Dataset entries:
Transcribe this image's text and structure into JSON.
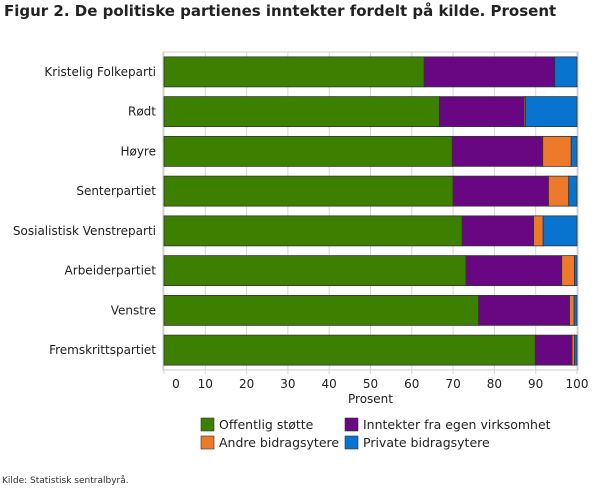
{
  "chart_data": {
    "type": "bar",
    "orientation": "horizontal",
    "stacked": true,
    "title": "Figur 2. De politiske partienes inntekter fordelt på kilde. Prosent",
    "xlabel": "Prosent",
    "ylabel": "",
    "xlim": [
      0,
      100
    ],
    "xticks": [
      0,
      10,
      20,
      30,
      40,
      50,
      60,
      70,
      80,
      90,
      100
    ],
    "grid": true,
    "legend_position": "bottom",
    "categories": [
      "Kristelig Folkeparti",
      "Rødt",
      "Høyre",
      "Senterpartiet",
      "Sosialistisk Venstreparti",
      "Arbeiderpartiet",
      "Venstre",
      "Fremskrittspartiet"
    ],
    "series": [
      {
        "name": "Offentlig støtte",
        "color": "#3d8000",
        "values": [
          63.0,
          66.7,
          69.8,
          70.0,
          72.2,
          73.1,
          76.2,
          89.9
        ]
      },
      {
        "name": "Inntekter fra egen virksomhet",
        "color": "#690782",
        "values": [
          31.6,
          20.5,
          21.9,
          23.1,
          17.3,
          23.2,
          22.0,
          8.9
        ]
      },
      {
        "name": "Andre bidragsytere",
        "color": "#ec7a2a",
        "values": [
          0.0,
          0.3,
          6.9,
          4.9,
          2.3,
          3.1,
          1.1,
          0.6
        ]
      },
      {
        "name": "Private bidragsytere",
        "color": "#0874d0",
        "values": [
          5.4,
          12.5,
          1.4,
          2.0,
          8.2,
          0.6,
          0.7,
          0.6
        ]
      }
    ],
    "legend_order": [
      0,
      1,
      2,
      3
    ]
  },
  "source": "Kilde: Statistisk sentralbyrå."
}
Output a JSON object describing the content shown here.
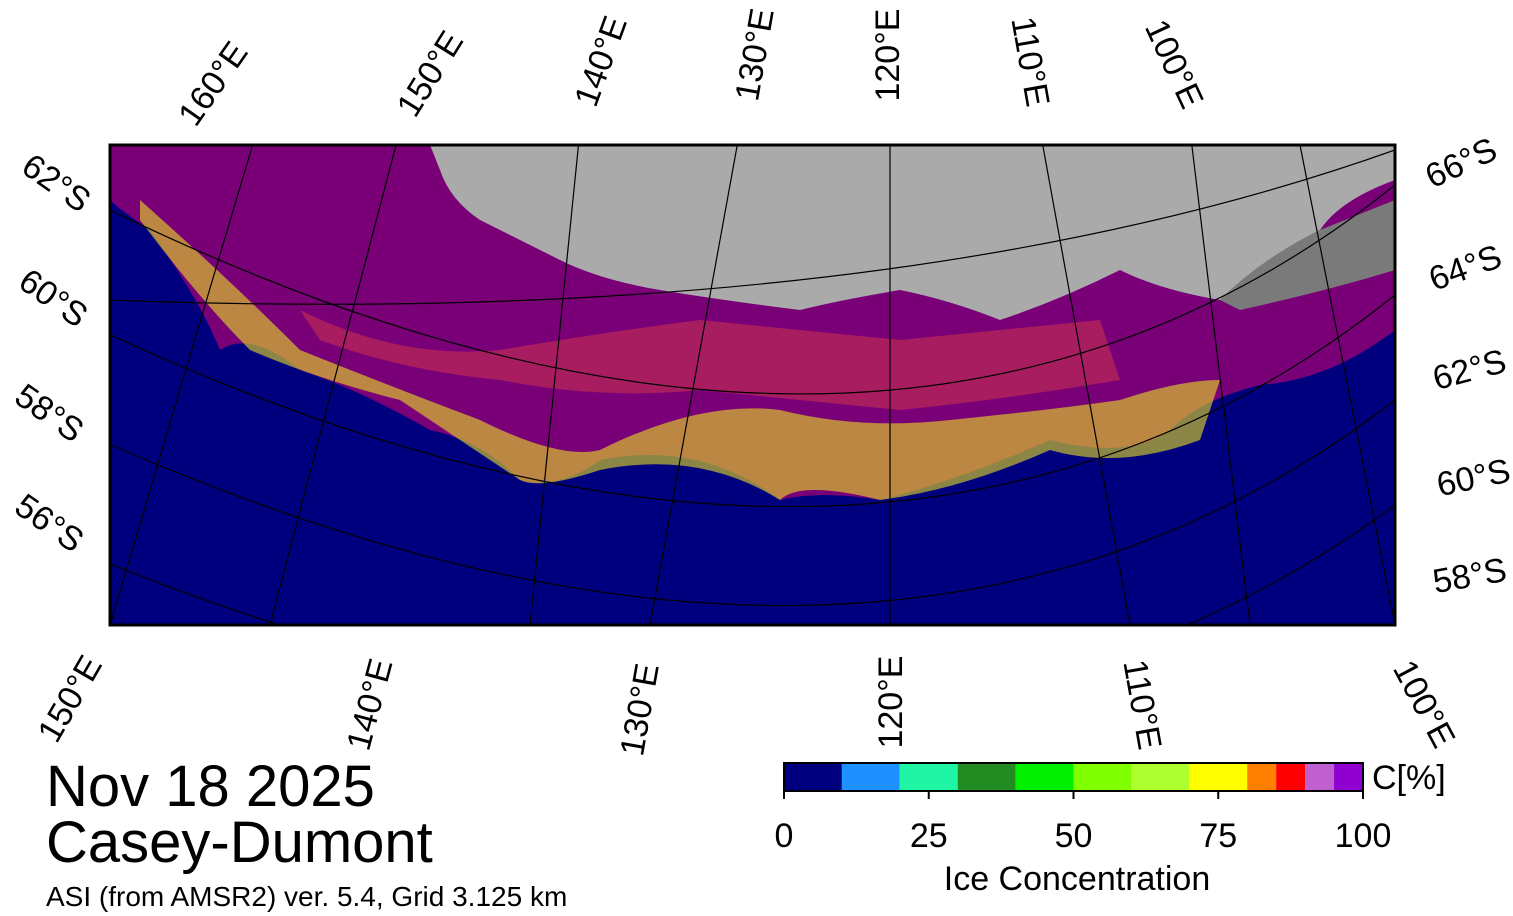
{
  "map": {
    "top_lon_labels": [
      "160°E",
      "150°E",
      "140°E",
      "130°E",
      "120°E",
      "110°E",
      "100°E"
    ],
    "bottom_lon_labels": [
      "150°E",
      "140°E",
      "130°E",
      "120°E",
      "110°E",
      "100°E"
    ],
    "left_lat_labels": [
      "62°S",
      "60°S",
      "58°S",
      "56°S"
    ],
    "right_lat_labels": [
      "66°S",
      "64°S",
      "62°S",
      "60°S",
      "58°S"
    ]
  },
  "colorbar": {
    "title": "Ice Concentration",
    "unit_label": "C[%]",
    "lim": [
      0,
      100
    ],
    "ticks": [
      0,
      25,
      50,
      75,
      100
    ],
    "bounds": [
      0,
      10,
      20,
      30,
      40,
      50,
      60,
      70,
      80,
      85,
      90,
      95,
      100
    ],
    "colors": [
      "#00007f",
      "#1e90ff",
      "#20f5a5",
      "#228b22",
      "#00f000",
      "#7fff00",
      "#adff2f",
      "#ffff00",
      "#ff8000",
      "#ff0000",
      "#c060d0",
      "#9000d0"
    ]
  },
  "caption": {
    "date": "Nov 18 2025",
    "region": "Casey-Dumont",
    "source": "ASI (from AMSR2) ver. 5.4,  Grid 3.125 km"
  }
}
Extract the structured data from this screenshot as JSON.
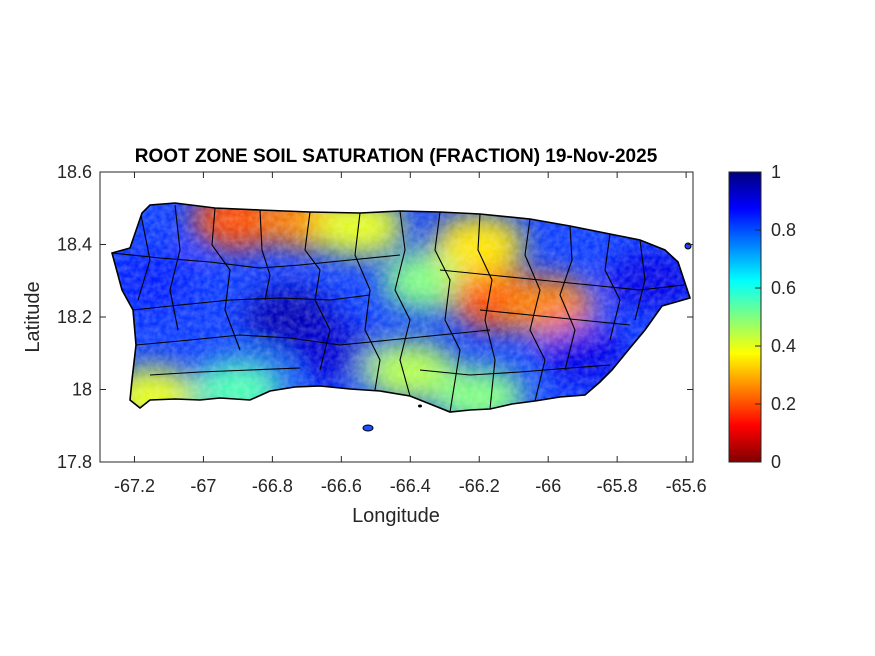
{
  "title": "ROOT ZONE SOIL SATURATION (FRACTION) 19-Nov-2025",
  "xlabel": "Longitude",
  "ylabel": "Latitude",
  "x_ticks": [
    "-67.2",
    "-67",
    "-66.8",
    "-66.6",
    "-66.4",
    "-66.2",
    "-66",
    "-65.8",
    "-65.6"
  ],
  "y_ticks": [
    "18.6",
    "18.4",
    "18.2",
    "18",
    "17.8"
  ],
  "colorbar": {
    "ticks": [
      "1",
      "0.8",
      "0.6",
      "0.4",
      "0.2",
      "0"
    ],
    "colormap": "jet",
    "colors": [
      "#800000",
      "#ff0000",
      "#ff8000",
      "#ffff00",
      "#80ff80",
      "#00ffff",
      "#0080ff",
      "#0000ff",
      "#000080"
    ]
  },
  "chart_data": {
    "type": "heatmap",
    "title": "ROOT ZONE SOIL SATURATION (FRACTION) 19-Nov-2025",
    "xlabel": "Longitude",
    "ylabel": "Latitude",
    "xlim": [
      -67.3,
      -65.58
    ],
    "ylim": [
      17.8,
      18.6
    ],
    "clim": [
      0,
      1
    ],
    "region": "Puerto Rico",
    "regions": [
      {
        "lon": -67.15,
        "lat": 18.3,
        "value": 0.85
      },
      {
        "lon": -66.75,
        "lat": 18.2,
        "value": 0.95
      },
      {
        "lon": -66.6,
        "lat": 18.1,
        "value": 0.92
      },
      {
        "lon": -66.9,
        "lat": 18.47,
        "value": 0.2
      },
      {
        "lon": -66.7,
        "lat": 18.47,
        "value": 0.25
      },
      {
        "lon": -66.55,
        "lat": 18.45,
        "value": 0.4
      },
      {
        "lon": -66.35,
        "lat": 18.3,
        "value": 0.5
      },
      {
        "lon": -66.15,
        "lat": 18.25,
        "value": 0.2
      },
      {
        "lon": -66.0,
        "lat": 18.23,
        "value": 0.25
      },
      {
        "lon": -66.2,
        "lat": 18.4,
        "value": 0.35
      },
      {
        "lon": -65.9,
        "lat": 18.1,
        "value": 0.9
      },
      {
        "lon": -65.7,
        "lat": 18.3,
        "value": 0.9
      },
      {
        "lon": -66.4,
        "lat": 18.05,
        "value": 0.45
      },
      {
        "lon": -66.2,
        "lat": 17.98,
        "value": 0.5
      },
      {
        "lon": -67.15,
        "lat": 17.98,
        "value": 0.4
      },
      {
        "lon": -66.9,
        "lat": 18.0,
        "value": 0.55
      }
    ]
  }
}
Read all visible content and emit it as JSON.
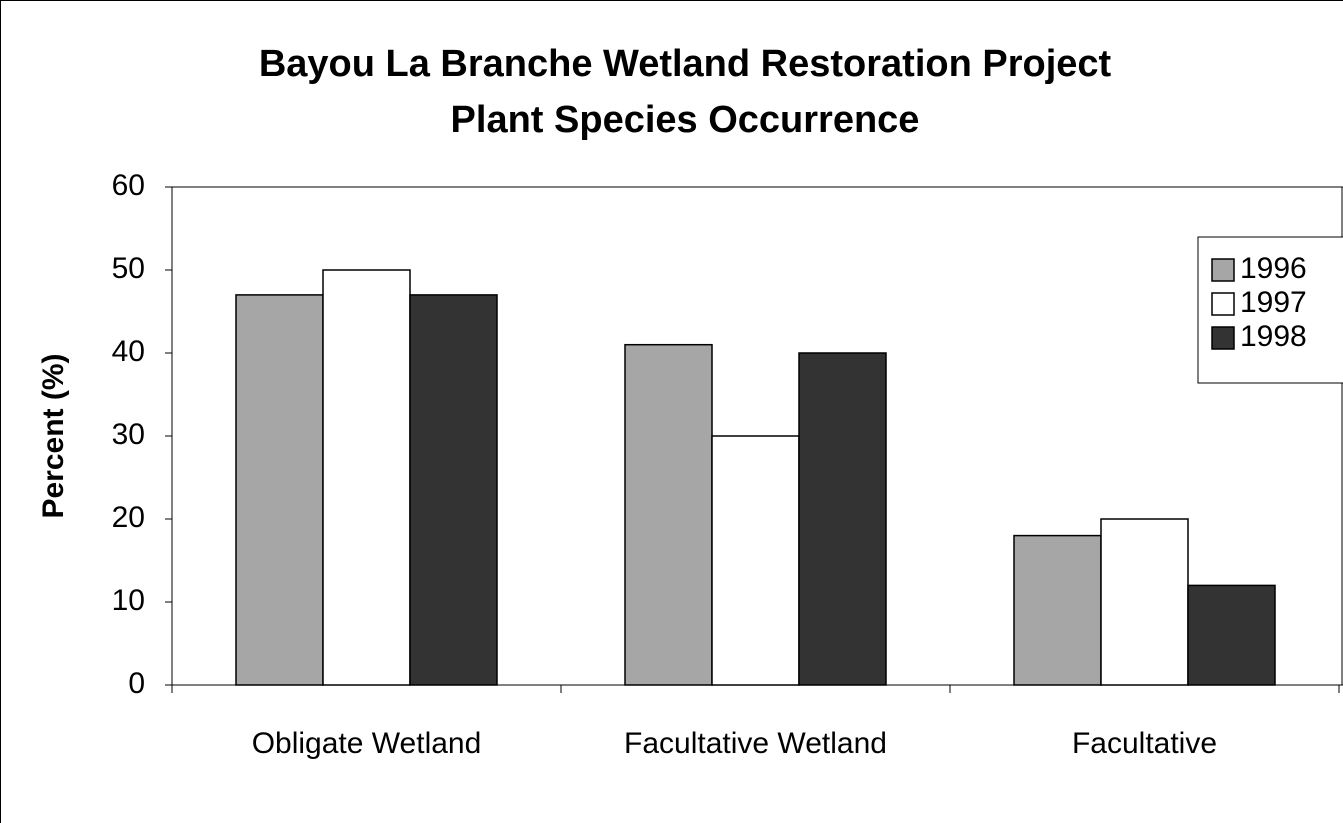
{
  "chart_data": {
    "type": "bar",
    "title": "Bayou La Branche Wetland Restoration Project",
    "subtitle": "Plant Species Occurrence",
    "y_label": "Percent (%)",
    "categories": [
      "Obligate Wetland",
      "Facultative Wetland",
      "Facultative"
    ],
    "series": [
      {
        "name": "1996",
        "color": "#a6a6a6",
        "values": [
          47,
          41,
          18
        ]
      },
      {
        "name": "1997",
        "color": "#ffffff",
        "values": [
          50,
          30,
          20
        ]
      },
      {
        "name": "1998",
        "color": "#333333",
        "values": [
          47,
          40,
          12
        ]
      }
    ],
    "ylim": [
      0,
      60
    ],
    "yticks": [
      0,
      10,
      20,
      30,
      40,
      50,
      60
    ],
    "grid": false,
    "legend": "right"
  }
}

To do:
Write down only the number of lines that contain the string "bidragsytere" in the listing.

Solution to this exercise:
2